■ Work to do: Your task is to print the material below exactly as presented.
>> BEGIN
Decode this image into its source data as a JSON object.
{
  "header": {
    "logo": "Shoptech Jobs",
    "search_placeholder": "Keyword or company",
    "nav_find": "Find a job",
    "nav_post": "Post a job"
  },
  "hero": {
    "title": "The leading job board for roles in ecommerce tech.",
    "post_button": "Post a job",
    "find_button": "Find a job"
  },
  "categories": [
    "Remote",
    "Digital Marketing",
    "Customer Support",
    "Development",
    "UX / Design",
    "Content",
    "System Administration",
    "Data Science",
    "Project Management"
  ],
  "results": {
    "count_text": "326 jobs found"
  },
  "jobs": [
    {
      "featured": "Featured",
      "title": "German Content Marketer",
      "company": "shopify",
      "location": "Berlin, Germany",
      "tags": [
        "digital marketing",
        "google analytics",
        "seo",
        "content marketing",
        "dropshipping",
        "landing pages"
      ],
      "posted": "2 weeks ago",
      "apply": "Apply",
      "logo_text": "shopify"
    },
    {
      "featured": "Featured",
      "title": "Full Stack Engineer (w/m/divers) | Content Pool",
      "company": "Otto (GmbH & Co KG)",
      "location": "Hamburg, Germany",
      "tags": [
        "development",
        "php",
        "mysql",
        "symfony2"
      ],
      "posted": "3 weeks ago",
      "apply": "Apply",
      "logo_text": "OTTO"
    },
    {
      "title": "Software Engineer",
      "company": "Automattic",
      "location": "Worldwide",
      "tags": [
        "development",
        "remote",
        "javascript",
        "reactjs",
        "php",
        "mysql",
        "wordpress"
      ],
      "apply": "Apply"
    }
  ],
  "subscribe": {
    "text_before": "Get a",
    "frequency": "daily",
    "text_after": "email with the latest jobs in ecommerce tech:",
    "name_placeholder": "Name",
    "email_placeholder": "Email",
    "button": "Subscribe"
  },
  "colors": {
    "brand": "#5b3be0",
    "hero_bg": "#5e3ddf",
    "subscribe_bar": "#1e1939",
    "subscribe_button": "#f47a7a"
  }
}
>> END
■ Answer to the exercise:
Decode this image into its source data as a JSON object.
{
  "header": {
    "logo": "Shoptech Jobs",
    "search_placeholder": "Keyword or company",
    "nav_find": "Find a job",
    "nav_post": "Post a job"
  },
  "hero": {
    "title": "The leading job board for roles in ecommerce tech.",
    "post_button": "Post a job",
    "find_button": "Find a job"
  },
  "categories": [
    "Remote",
    "Digital Marketing",
    "Customer Support",
    "Development",
    "UX / Design",
    "Content",
    "System Administration",
    "Data Science",
    "Project Management"
  ],
  "results": {
    "count_text": "326 jobs found"
  },
  "jobs": [
    {
      "featured": "Featured",
      "title": "German Content Marketer",
      "company": "shopify",
      "location": "Berlin, Germany",
      "tags": [
        "digital marketing",
        "google analytics",
        "seo",
        "content marketing",
        "dropshipping",
        "landing pages"
      ],
      "posted": "2 weeks ago",
      "apply": "Apply",
      "logo_text": "shopify"
    },
    {
      "featured": "Featured",
      "title": "Full Stack Engineer (w/m/divers) | Content Pool",
      "company": "Otto (GmbH & Co KG)",
      "location": "Hamburg, Germany",
      "tags": [
        "development",
        "php",
        "mysql",
        "symfony2"
      ],
      "posted": "3 weeks ago",
      "apply": "Apply",
      "logo_text": "OTTO"
    },
    {
      "title": "Software Engineer",
      "company": "Automattic",
      "location": "Worldwide",
      "tags": [
        "development",
        "remote",
        "javascript",
        "reactjs",
        "php",
        "mysql",
        "wordpress"
      ],
      "apply": "Apply"
    }
  ],
  "subscribe": {
    "text_before": "Get a",
    "frequency": "daily",
    "text_after": "email with the latest jobs in ecommerce tech:",
    "name_placeholder": "Name",
    "email_placeholder": "Email",
    "button": "Subscribe"
  },
  "colors": {
    "brand": "#5b3be0",
    "hero_bg": "#5e3ddf",
    "subscribe_bar": "#1e1939",
    "subscribe_button": "#f47a7a"
  }
}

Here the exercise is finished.